• [SHORT PROBLEM] Scan the data below. Pull out each line where "accent" occurs.

• [DATA EXCERPTS]
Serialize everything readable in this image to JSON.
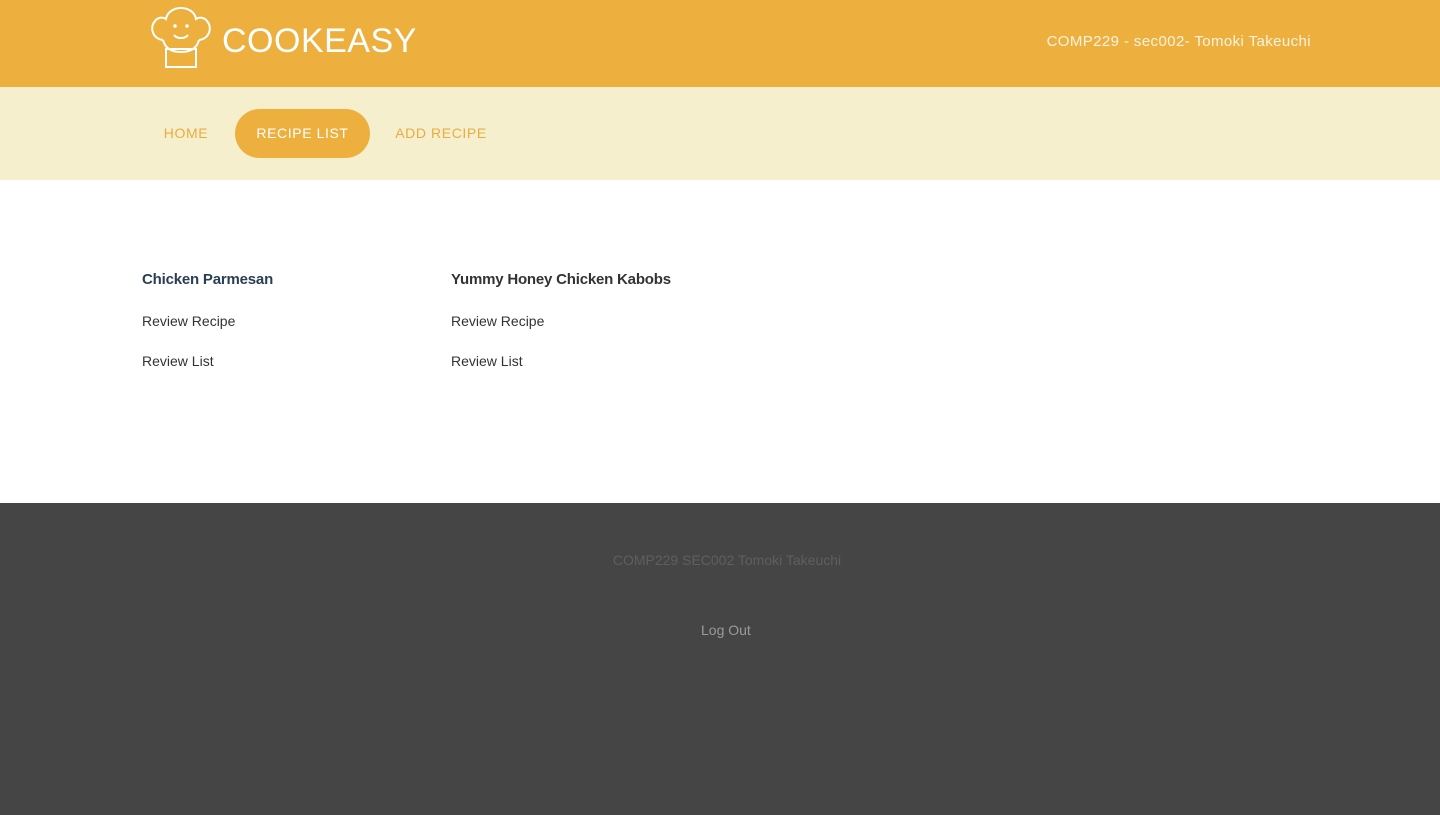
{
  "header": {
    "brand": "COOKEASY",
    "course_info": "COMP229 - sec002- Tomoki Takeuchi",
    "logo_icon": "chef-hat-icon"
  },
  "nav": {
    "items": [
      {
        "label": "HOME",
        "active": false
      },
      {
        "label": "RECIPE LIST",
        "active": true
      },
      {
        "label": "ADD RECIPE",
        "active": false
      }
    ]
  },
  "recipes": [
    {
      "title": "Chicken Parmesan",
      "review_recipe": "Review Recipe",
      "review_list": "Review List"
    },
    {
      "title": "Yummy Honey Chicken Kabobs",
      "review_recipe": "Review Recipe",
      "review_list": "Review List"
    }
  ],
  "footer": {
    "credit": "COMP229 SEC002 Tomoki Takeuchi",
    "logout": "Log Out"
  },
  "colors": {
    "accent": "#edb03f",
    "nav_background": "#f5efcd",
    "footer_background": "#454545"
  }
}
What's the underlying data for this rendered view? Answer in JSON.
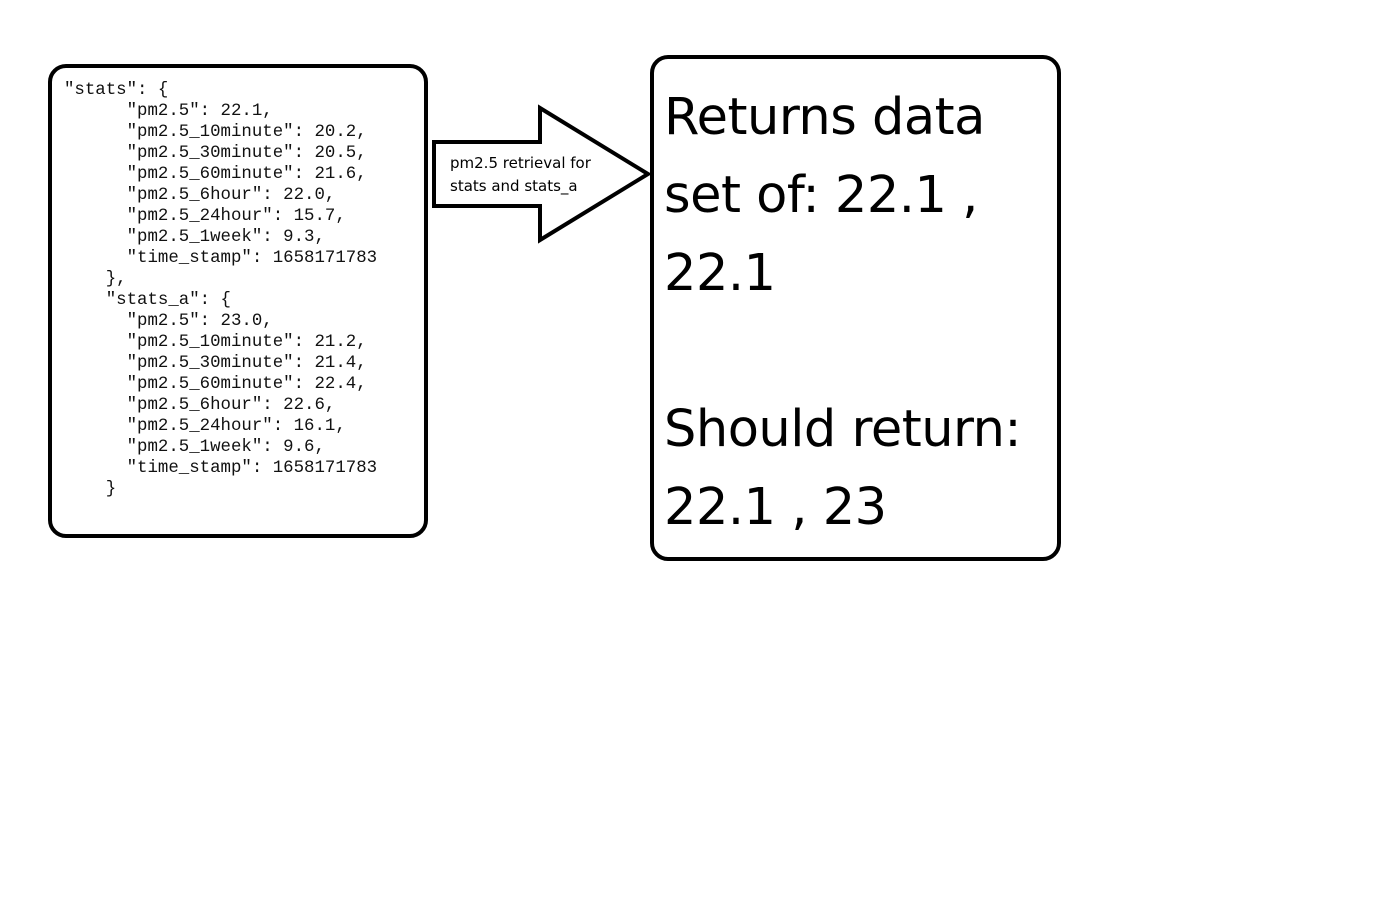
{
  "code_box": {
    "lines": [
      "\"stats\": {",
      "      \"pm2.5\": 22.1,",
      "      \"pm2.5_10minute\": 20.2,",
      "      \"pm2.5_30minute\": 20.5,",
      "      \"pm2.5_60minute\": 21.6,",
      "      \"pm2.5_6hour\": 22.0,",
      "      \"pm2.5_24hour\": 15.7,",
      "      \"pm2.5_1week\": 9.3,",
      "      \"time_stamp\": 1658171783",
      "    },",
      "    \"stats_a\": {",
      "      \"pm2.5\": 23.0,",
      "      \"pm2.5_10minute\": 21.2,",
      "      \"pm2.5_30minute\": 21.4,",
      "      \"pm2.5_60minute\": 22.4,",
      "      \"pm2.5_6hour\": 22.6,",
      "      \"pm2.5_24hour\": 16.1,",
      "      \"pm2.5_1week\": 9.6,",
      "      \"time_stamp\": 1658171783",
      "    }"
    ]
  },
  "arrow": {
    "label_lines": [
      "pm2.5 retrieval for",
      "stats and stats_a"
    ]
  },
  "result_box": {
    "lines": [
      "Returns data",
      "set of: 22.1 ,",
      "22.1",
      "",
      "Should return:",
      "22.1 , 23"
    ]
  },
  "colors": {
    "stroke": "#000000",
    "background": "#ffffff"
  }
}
...
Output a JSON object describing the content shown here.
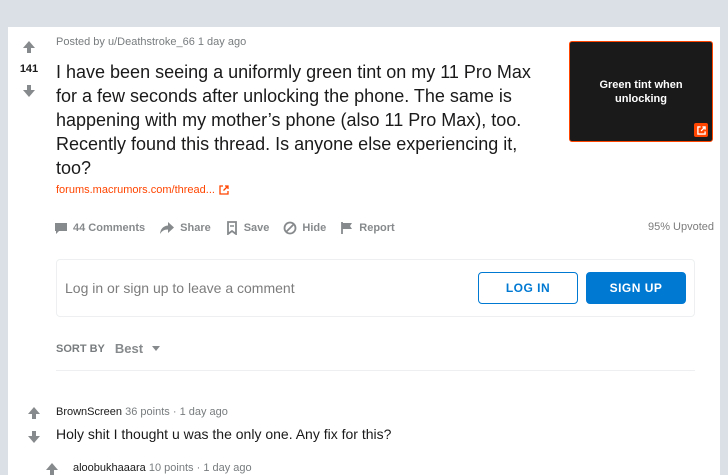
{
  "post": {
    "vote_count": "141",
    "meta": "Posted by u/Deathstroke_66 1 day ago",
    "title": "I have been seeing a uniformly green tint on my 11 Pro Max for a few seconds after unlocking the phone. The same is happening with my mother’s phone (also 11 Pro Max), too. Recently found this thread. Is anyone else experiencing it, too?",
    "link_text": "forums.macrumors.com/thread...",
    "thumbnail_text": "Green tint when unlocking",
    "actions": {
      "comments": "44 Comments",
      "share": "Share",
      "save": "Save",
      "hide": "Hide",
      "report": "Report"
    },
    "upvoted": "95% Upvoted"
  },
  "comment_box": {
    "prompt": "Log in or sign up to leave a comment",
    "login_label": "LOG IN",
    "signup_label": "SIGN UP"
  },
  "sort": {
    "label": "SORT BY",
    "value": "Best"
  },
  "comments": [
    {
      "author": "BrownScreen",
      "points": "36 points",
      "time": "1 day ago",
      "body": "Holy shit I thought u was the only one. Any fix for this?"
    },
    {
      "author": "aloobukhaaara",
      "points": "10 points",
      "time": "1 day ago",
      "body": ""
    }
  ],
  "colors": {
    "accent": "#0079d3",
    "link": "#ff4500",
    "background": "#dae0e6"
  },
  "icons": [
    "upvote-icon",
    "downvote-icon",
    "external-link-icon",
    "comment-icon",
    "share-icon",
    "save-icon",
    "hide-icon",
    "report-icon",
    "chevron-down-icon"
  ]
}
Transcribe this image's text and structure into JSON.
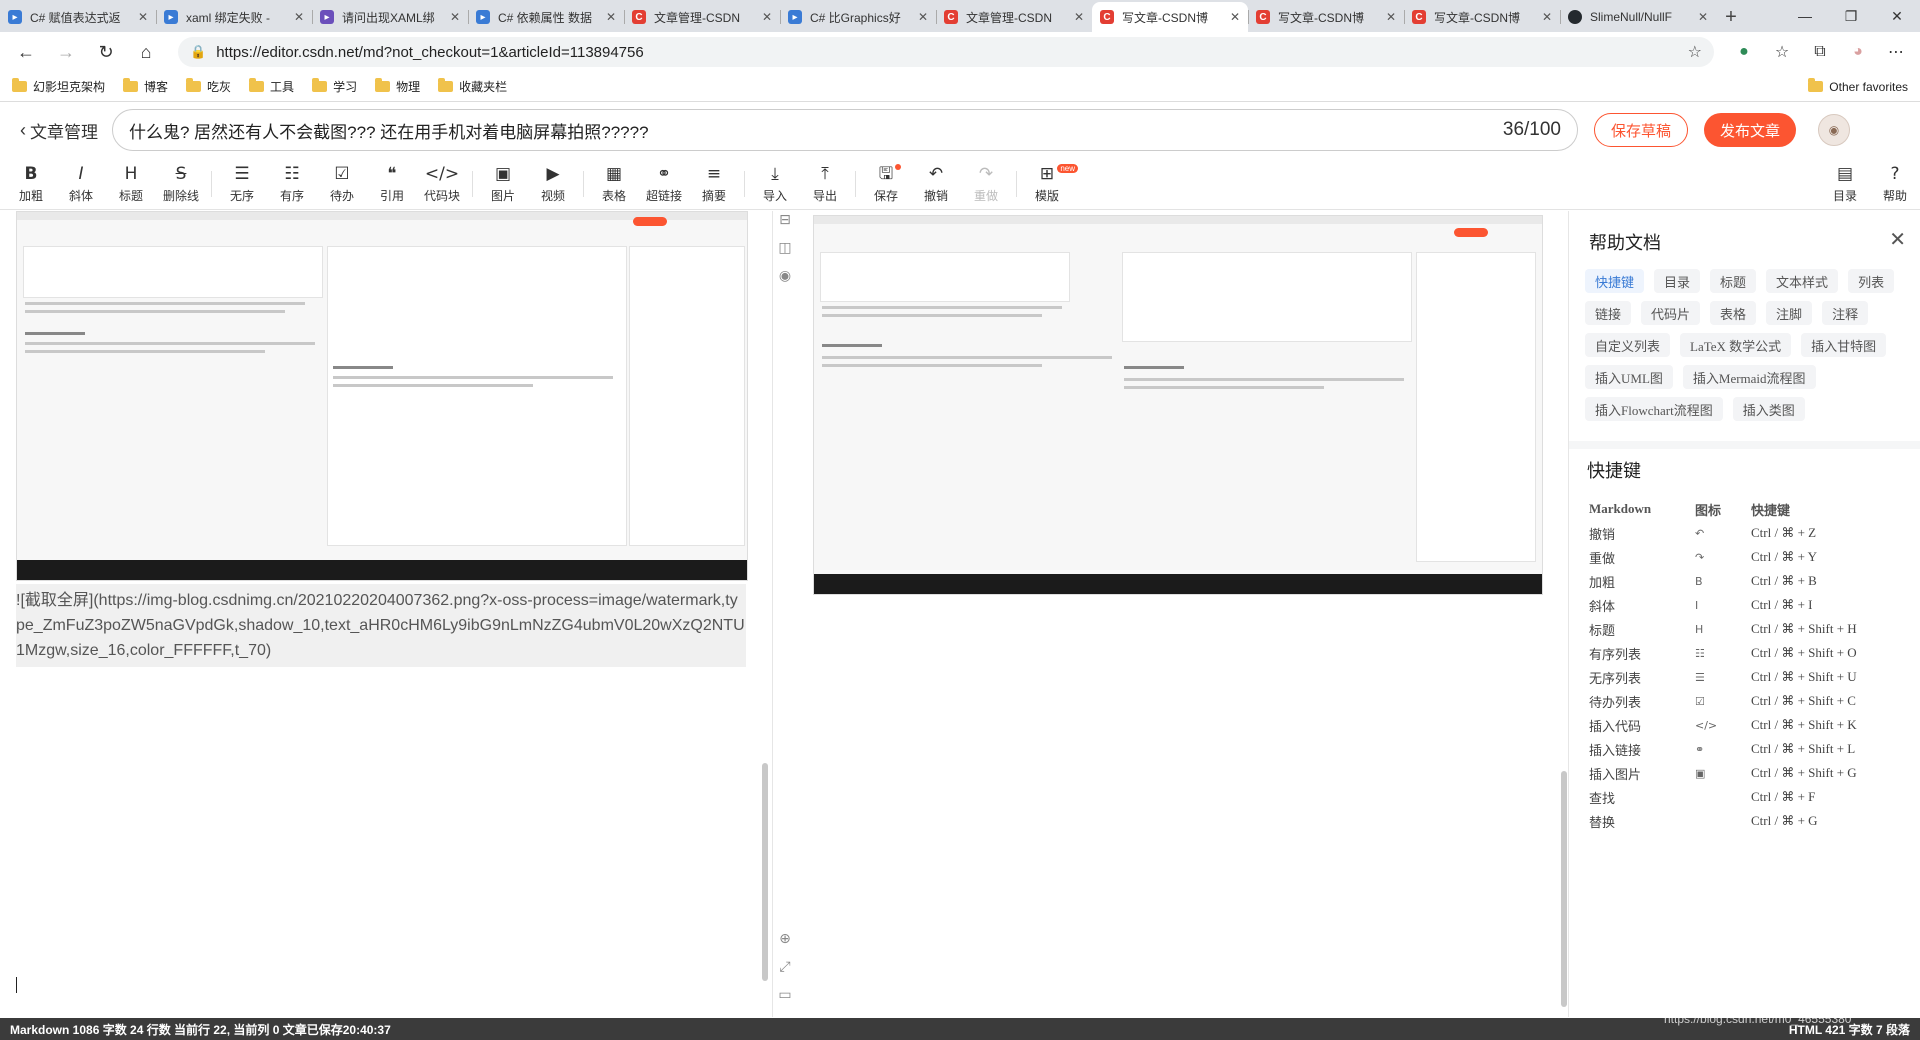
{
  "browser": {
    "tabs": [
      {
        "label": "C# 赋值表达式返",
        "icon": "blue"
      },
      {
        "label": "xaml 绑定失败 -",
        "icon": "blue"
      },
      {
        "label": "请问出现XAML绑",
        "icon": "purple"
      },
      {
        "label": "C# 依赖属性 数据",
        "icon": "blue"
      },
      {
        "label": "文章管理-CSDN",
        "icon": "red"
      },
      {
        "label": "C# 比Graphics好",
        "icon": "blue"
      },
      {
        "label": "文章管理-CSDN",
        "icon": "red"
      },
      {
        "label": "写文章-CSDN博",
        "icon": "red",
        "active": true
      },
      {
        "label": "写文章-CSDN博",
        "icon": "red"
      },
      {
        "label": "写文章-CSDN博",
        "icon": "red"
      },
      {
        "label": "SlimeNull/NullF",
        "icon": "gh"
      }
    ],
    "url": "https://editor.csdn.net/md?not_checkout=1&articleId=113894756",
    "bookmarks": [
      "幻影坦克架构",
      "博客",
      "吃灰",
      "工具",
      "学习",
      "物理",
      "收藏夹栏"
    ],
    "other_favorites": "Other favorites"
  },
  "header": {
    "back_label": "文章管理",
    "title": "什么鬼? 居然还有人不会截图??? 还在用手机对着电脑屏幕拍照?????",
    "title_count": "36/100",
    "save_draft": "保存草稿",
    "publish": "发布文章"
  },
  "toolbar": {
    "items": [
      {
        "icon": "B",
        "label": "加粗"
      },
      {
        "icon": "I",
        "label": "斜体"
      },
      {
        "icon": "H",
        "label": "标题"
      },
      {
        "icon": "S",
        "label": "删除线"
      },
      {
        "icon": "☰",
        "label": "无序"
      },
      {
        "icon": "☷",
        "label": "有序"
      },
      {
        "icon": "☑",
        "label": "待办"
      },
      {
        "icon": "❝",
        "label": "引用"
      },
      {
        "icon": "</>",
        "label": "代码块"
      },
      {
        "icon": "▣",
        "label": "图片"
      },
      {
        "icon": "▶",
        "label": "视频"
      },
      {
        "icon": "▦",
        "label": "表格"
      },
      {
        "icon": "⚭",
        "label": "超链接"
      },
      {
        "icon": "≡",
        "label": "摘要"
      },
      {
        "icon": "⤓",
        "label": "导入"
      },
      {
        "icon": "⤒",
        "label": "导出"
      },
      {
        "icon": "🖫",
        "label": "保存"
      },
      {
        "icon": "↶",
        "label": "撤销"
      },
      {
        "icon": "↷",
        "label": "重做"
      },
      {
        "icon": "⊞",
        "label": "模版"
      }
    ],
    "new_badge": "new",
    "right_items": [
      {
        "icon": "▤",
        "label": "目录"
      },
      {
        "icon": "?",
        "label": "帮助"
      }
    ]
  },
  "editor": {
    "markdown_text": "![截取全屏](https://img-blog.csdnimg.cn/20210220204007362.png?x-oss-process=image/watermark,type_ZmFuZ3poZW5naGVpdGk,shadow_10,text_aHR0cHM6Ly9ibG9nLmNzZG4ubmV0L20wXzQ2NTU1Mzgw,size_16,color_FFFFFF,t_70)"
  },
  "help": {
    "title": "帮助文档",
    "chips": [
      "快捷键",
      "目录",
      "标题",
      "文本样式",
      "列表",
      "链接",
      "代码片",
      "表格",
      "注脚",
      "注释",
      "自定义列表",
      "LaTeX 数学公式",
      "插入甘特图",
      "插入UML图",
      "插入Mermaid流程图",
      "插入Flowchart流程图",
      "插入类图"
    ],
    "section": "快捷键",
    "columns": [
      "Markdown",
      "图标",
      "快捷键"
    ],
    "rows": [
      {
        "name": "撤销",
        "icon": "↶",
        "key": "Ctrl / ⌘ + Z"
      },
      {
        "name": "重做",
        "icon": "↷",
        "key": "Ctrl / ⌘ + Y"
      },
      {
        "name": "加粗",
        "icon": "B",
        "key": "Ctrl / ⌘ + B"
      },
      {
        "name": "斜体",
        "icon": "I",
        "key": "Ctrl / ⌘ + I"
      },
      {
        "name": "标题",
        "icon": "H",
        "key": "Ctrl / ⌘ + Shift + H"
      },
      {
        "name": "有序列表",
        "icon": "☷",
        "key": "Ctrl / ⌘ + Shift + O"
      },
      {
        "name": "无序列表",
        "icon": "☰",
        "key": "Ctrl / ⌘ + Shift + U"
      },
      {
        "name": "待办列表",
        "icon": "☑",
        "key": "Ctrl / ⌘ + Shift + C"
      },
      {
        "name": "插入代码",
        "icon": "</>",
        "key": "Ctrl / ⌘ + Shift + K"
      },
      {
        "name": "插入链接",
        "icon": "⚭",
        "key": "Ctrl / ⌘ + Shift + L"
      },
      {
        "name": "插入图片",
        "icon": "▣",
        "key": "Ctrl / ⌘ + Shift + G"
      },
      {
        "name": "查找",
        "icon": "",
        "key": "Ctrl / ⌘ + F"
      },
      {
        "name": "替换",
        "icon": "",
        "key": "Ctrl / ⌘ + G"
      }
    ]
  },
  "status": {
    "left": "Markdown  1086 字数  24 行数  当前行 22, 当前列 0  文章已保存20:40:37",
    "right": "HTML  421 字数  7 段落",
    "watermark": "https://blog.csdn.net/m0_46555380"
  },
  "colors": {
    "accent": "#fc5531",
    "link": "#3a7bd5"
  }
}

• [FINISHED TASK]
    "accent": "#edb03f",
    "accent": "#0079d3",
    "accent": "#fc5531",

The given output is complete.